| Task |
Give every line again exactly as it appears, please, but not the pictures.

| Records shown |
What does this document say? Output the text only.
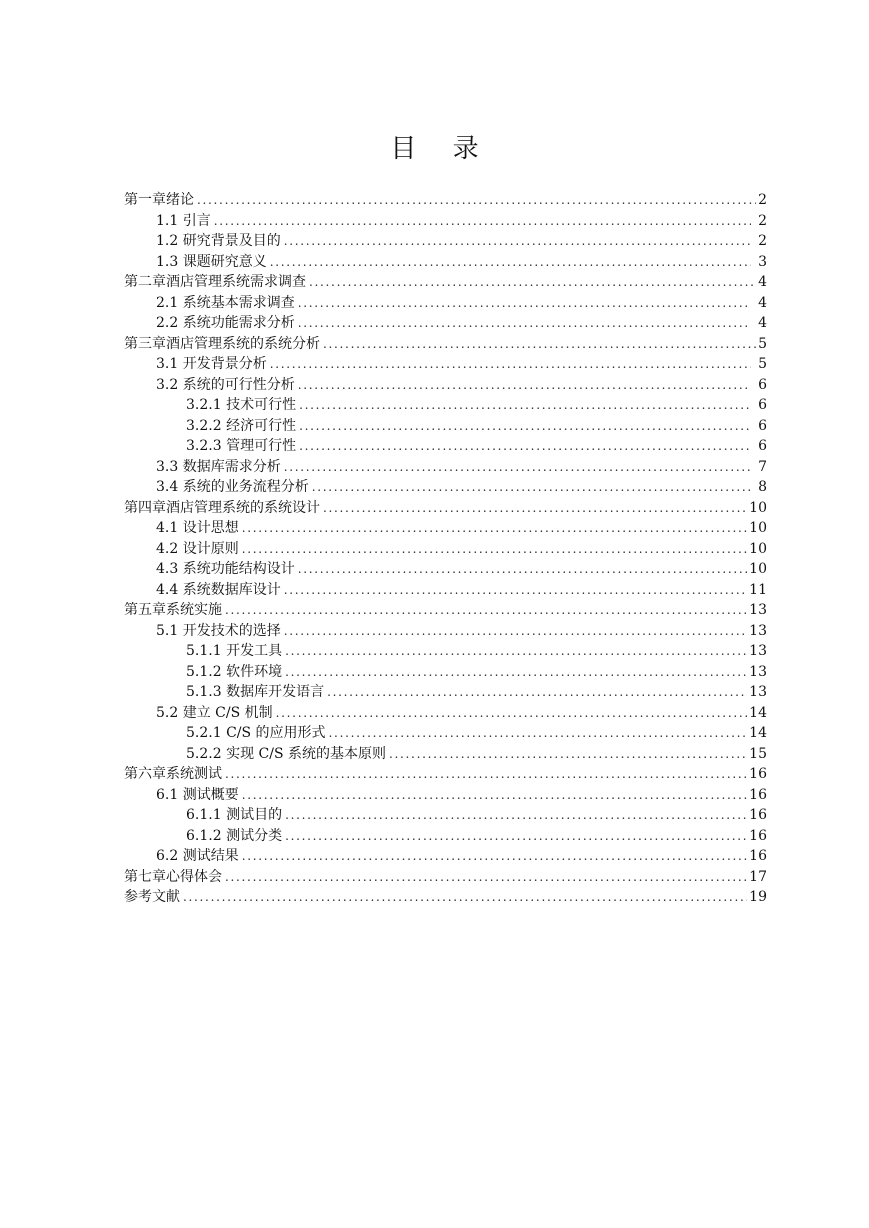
目 录
第一章绪论 .....	2
1.1 引言 .....	2
1.2 研究背景及目的 .....	2
1.3 课题研究意义 .....	3
第二章酒店管理系统需求调查 .....	4
2.1 系统基本需求调查 .....	4
2.2 系统功能需求分析 .....	4
第三章酒店管理系统的系统分析 .....	5
3.1 开发背景分析 .....	5
3.2 系统的可行性分析 .....	6
3.2.1 技术可行性 .....	6
3.2.2 经济可行性 .....	6
3.2.3 管理可行性 .....	6
3.3 数据库需求分析 .....	7
3.4 系统的业务流程分析 .....	8
第四章酒店管理系统的系统设计 .....	10
4.1 设计思想 .....	10
4.2 设计原则 .....	10
4.3 系统功能结构设计 .....	10
4.4 系统数据库设计 .....	11
第五章系统实施 .....	13
5.1 开发技术的选择 .....	13
5.1.1 开发工具 .....	13
5.1.2 软件环境 .....	13
5.1.3 数据库开发语言 .....	13
5.2 建立 C/S 机制 .....	14
5.2.1 C/S 的应用形式 .....	14
5.2.2 实现 C/S 系统的基本原则 .....	15
第六章系统测试 .....	16
6.1 测试概要 .....	16
6.1.1 测试目的 .....	16
6.1.2 测试分类 .....	16
6.2 测试结果 .....	16
第七章心得体会 .....	17
参考文献 .....	19
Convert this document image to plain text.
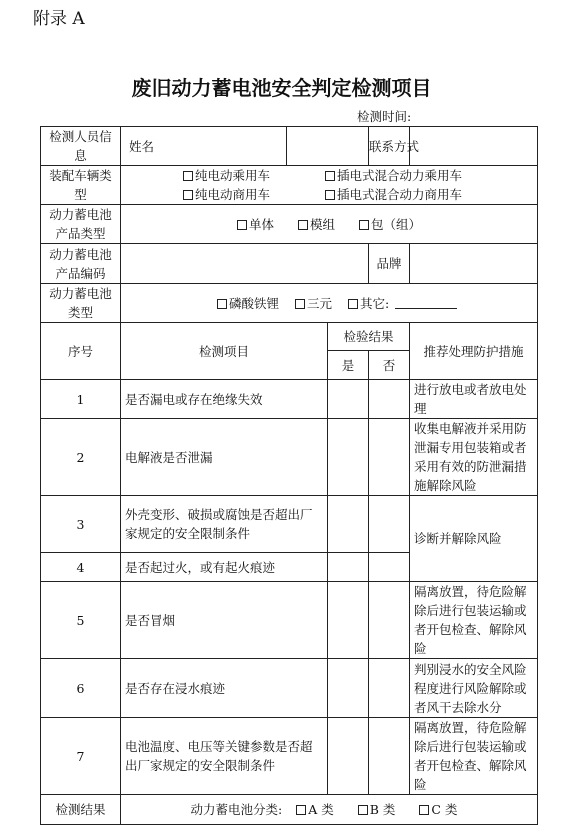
附录 A
废旧动力蓄电池安全判定检测项目
检测时间:
检测人员信息	姓名			联系方式	
装配车辆类型	纯电动乘用车 插电式混合动力乘用车
纯电动商用车 插电式混合动力商用车				

动力蓄电池产品类型	单体 模组 包（组）				
动力蓄电池产品编码				品牌	
动力蓄电池类型	磷酸铁锂 三元 其它:				
序号	检测项目		检验结果		推荐处理防护措施
			是	否	
1	是否漏电或存在绝缘失效				进行放电或者放电处理
2	电解液是否泄漏				收集电解液并采用防泄漏专用包装箱或者采用有效的防泄漏措施解除风险
3	外壳变形、破损或腐蚀是否超出厂家规定的安全限制条件				诊断并解除风险
4	是否起过火，或有起火痕迹				
5	是否冒烟				隔离放置，待危险解除后进行包装运输或者开包检查、解除风险
6	是否存在浸水痕迹				判别浸水的安全风险程度进行风险解除或者风干去除水分
7	电池温度、电压等关键参数是否超出厂家规定的安全限制条件				隔离放置，待危险解除后进行包装运输或者开包检查、解除风险
检测结果	动力蓄电池分类: A 类 B 类 C 类				
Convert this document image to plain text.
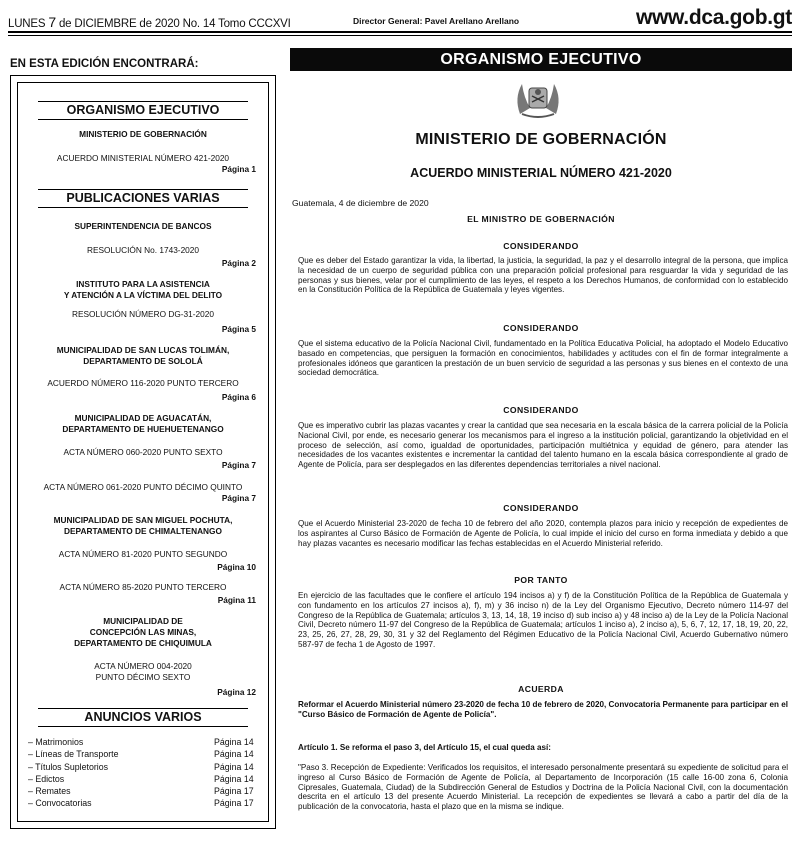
LUNES 7 de DICIEMBRE de 2020 No. 14 Tomo CCCXVI	Director General: Pavel Arellano Arellano	www.dca.gob.gt
EN ESTA EDICIÓN ENCONTRARÁ:
ORGANISMO EJECUTIVO
MINISTERIO DE GOBERNACIÓN
ACUERDO MINISTERIAL NÚMERO 421-2020
Página 1
PUBLICACIONES VARIAS
SUPERINTENDENCIA DE BANCOS
RESOLUCIÓN No. 1743-2020
Página 2
INSTITUTO PARA LA ASISTENCIA
Y ATENCIÓN A LA VÍCTIMA DEL DELITO
RESOLUCIÓN NÚMERO DG-31-2020
Página 5
MUNICIPALIDAD DE SAN LUCAS TOLIMÁN,
DEPARTAMENTO DE SOLOLÁ
ACUERDO NÚMERO 116-2020 PUNTO TERCERO
Página 6
MUNICIPALIDAD DE AGUACATÁN,
DEPARTAMENTO DE HUEHUETENANGO
ACTA NÚMERO 060-2020 PUNTO SEXTO
Página 7
ACTA NÚMERO 061-2020 PUNTO DÉCIMO QUINTO
Página 7
MUNICIPALIDAD DE SAN MIGUEL POCHUTA,
DEPARTAMENTO DE CHIMALTENANGO
ACTA NÚMERO 81-2020 PUNTO SEGUNDO
Página 10
ACTA NÚMERO 85-2020 PUNTO TERCERO
Página 11
MUNICIPALIDAD DE
CONCEPCIÓN LAS MINAS,
DEPARTAMENTO DE CHIQUIMULA
ACTA NÚMERO 004-2020
PUNTO DÉCIMO SEXTO
Página 12
ANUNCIOS VARIOS
– Matrimonios	Página 14
– Líneas de Transporte	Página 14
– Títulos Supletorios	Página 14
– Edictos	Página 14
– Remates	Página 17
– Convocatorias	Página 17
ORGANISMO EJECUTIVO
MINISTERIO DE GOBERNACIÓN
ACUERDO MINISTERIAL NÚMERO 421-2020
Guatemala, 4 de diciembre de 2020
EL MINISTRO DE GOBERNACIÓN
CONSIDERANDO
Que es deber del Estado garantizar la vida, la libertad, la justicia, la seguridad, la paz y el desarrollo integral de la persona, que implica la necesidad de un cuerpo de seguridad pública con una preparación policial profesional para resguardar la vida y seguridad de las personas y sus bienes, velar por el cumplimiento de las leyes, el respeto a los Derechos Humanos, de conformidad con lo establecido en la Constitución Política de la República de Guatemala y leyes vigentes.
CONSIDERANDO
Que el sistema educativo de la Policía Nacional Civil, fundamentado en la Política Educativa Policial, ha adoptado el Modelo Educativo basado en competencias, que persiguen la formación en conocimientos, habilidades y actitudes con el fin de formar integralmente a profesionales idóneos que garanticen la prestación de un buen servicio de seguridad a las personas y sus bienes en el contexto de una sociedad democrática.
CONSIDERANDO
Que es imperativo cubrir las plazas vacantes y crear la cantidad que sea necesaria en la escala básica de la carrera policial de la Policía Nacional Civil, por ende, es necesario generar los mecanismos para el ingreso a la institución policial, garantizando la objetividad en el proceso de selección, así como, igualdad de oportunidades, participación multiétnica y equidad de género, para atender las necesidades de los vacantes existentes e incrementar la cantidad del talento humano en la escala básica correspondiente al grado de Agente de Policía, para ser desplegados en las diferentes dependencias territoriales a nivel nacional.
CONSIDERANDO
Que el Acuerdo Ministerial 23-2020 de fecha 10 de febrero del año 2020, contempla plazos para inicio y recepción de expedientes de los aspirantes al Curso Básico de Formación de Agente de Policía, lo cual impide el inicio del curso en forma inmediata y debido a que hay plazas vacantes es necesario modificar las fechas establecidas en el Acuerdo Ministerial referido.
POR TANTO
En ejercicio de las facultades que le confiere el artículo 194 incisos a) y f) de la Constitución Política de la República de Guatemala y con fundamento en los artículos 27 incisos a), f), m) y 36 inciso n) de la Ley del Organismo Ejecutivo, Decreto número 114-97 del Congreso de la República de Guatemala; artículos 3, 13, 14, 18, 19 inciso d) sub inciso a) y 48 inciso a) de la Ley de la Policía Nacional Civil, Decreto número 11-97 del Congreso de la República de Guatemala; artículos 1 inciso a), 2 inciso a), 5, 6, 7, 12, 17, 18, 19, 20, 22, 23, 25, 26, 27, 28, 29, 30, 31 y 32 del Reglamento del Régimen Educativo de la Policía Nacional Civil, Acuerdo Gubernativo número 587-97 de fecha 1 de Agosto de 1997.
ACUERDA
Reformar el Acuerdo Ministerial número 23-2020 de fecha 10 de febrero de 2020, Convocatoria Permanente para participar en el "Curso Básico de Formación de Agente de Policía".
Artículo 1. Se reforma el paso 3, del Artículo 15, el cual queda así:
"Paso 3. Recepción de Expediente: Verificados los requisitos, el interesado personalmente presentará su expediente de solicitud para el ingreso al Curso Básico de Formación de Agente de Policía, al Departamento de Incorporación (15 calle 16-00 zona 6, Colonia Cipresales, Guatemala, Ciudad) de la Subdirección General de Estudios y Doctrina de la Policía Nacional Civil, con la documentación descrita en el artículo 13 del presente Acuerdo Ministerial. La recepción de expedientes se llevará a cabo a partir del día de la publicación de la convocatoria, hasta el plazo que en la misma se indique.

| Task solution |
What does this document say? Output the text only.
目 录
第一章绪论 .....	2
1.1 引言 .....	2
1.2 研究背景及目的 .....	2
1.3 课题研究意义 .....	3
第二章酒店管理系统需求调查 .....	4
2.1 系统基本需求调查 .....	4
2.2 系统功能需求分析 .....	4
第三章酒店管理系统的系统分析 .....	5
3.1 开发背景分析 .....	5
3.2 系统的可行性分析 .....	6
3.2.1 技术可行性 .....	6
3.2.2 经济可行性 .....	6
3.2.3 管理可行性 .....	6
3.3 数据库需求分析 .....	7
3.4 系统的业务流程分析 .....	8
第四章酒店管理系统的系统设计 .....	10
4.1 设计思想 .....	10
4.2 设计原则 .....	10
4.3 系统功能结构设计 .....	10
4.4 系统数据库设计 .....	11
第五章系统实施 .....	13
5.1 开发技术的选择 .....	13
5.1.1 开发工具 .....	13
5.1.2 软件环境 .....	13
5.1.3 数据库开发语言 .....	13
5.2 建立 C/S 机制 .....	14
5.2.1 C/S 的应用形式 .....	14
5.2.2 实现 C/S 系统的基本原则 .....	15
第六章系统测试 .....	16
6.1 测试概要 .....	16
6.1.1 测试目的 .....	16
6.1.2 测试分类 .....	16
6.2 测试结果 .....	16
第七章心得体会 .....	17
参考文献 .....	19
Convert this document image to plain text.
附录 A
废旧动力蓄电池安全判定检测项目
检测时间:
检测人员信息	姓名			联系方式	
装配车辆类型	纯电动乘用车 插电式混合动力乘用车
纯电动商用车 插电式混合动力商用车				

动力蓄电池产品类型	单体 模组 包（组）				
动力蓄电池产品编码				品牌	
动力蓄电池类型	磷酸铁锂 三元 其它:				
序号	检测项目		检验结果		推荐处理防护措施
			是	否	
1	是否漏电或存在绝缘失效				进行放电或者放电处理
2	电解液是否泄漏				收集电解液并采用防泄漏专用包装箱或者采用有效的防泄漏措施解除风险
3	外壳变形、破损或腐蚀是否超出厂家规定的安全限制条件				诊断并解除风险
4	是否起过火，或有起火痕迹				
5	是否冒烟				隔离放置，待危险解除后进行包装运输或者开包检查、解除风险
6	是否存在浸水痕迹				判别浸水的安全风险程度进行风险解除或者风干去除水分
7	电池温度、电压等关键参数是否超出厂家规定的安全限制条件				隔离放置，待危险解除后进行包装运输或者开包检查、解除风险
检测结果	动力蓄电池分类: A 类 B 类 C 类				
Convert this document image to plain text.
LUNES 7 de DICIEMBRE de 2020 No. 14 Tomo CCCXVI	Director General: Pavel Arellano Arellano	www.dca.gob.gt
EN ESTA EDICIÓN ENCONTRARÁ:
ORGANISMO EJECUTIVO
MINISTERIO DE GOBERNACIÓN
ACUERDO MINISTERIAL NÚMERO 421-2020
Página 1
PUBLICACIONES VARIAS
SUPERINTENDENCIA DE BANCOS
RESOLUCIÓN No. 1743-2020
Página 2
INSTITUTO PARA LA ASISTENCIA
Y ATENCIÓN A LA VÍCTIMA DEL DELITO
RESOLUCIÓN NÚMERO DG-31-2020
Página 5
MUNICIPALIDAD DE SAN LUCAS TOLIMÁN,
DEPARTAMENTO DE SOLOLÁ
ACUERDO NÚMERO 116-2020 PUNTO TERCERO
Página 6
MUNICIPALIDAD DE AGUACATÁN,
DEPARTAMENTO DE HUEHUETENANGO
ACTA NÚMERO 060-2020 PUNTO SEXTO
Página 7
ACTA NÚMERO 061-2020 PUNTO DÉCIMO QUINTO
Página 7
MUNICIPALIDAD DE SAN MIGUEL POCHUTA,
DEPARTAMENTO DE CHIMALTENANGO
ACTA NÚMERO 81-2020 PUNTO SEGUNDO
Página 10
ACTA NÚMERO 85-2020 PUNTO TERCERO
Página 11
MUNICIPALIDAD DE
CONCEPCIÓN LAS MINAS,
DEPARTAMENTO DE CHIQUIMULA
ACTA NÚMERO 004-2020
PUNTO DÉCIMO SEXTO
Página 12
ANUNCIOS VARIOS
– Matrimonios	Página 14
– Líneas de Transporte	Página 14
– Títulos Supletorios	Página 14
– Edictos	Página 14
– Remates	Página 17
– Convocatorias	Página 17
ORGANISMO EJECUTIVO
MINISTERIO DE GOBERNACIÓN
ACUERDO MINISTERIAL NÚMERO 421-2020
Guatemala, 4 de diciembre de 2020
EL MINISTRO DE GOBERNACIÓN
CONSIDERANDO
Que es deber del Estado garantizar la vida, la libertad, la justicia, la seguridad, la paz y el desarrollo integral de la persona, que implica la necesidad de un cuerpo de seguridad pública con una preparación policial profesional para resguardar la vida y seguridad de las personas y sus bienes, velar por el cumplimiento de las leyes, el respeto a los Derechos Humanos, de conformidad con lo establecido en la Constitución Política de la República de Guatemala y leyes vigentes.
CONSIDERANDO
Que el sistema educativo de la Policía Nacional Civil, fundamentado en la Política Educativa Policial, ha adoptado el Modelo Educativo basado en competencias, que persiguen la formación en conocimientos, habilidades y actitudes con el fin de formar integralmente a profesionales idóneos que garanticen la prestación de un buen servicio de seguridad a las personas y sus bienes en el contexto de una sociedad democrática.
CONSIDERANDO
Que es imperativo cubrir las plazas vacantes y crear la cantidad que sea necesaria en la escala básica de la carrera policial de la Policía Nacional Civil, por ende, es necesario generar los mecanismos para el ingreso a la institución policial, garantizando la objetividad en el proceso de selección, así como, igualdad de oportunidades, participación multiétnica y equidad de género, para atender las necesidades de los vacantes existentes e incrementar la cantidad del talento humano en la escala básica correspondiente al grado de Agente de Policía, para ser desplegados en las diferentes dependencias territoriales a nivel nacional.
CONSIDERANDO
Que el Acuerdo Ministerial 23-2020 de fecha 10 de febrero del año 2020, contempla plazos para inicio y recepción de expedientes de los aspirantes al Curso Básico de Formación de Agente de Policía, lo cual impide el inicio del curso en forma inmediata y debido a que hay plazas vacantes es necesario modificar las fechas establecidas en el Acuerdo Ministerial referido.
POR TANTO
En ejercicio de las facultades que le confiere el artículo 194 incisos a) y f) de la Constitución Política de la República de Guatemala y con fundamento en los artículos 27 incisos a), f), m) y 36 inciso n) de la Ley del Organismo Ejecutivo, Decreto número 114-97 del Congreso de la República de Guatemala; artículos 3, 13, 14, 18, 19 inciso d) sub inciso a) y 48 inciso a) de la Ley de la Policía Nacional Civil, Decreto número 11-97 del Congreso de la República de Guatemala; artículos 1 inciso a), 2 inciso a), 5, 6, 7, 12, 17, 18, 19, 20, 22, 23, 25, 26, 27, 28, 29, 30, 31 y 32 del Reglamento del Régimen Educativo de la Policía Nacional Civil, Acuerdo Gubernativo número 587-97 de fecha 1 de Agosto de 1997.
ACUERDA
Reformar el Acuerdo Ministerial número 23-2020 de fecha 10 de febrero de 2020, Convocatoria Permanente para participar en el "Curso Básico de Formación de Agente de Policía".
Artículo 1. Se reforma el paso 3, del Artículo 15, el cual queda así:
"Paso 3. Recepción de Expediente: Verificados los requisitos, el interesado personalmente presentará su expediente de solicitud para el ingreso al Curso Básico de Formación de Agente de Policía, al Departamento de Incorporación (15 calle 16-00 zona 6, Colonia Cipresales, Guatemala, Ciudad) de la Subdirección General de Estudios y Doctrina de la Policía Nacional Civil, con la documentación descrita en el artículo 13 del presente Acuerdo Ministerial. La recepción de expedientes se llevará a cabo a partir del día de la publicación de la convocatoria, hasta el plazo que en la misma se indique.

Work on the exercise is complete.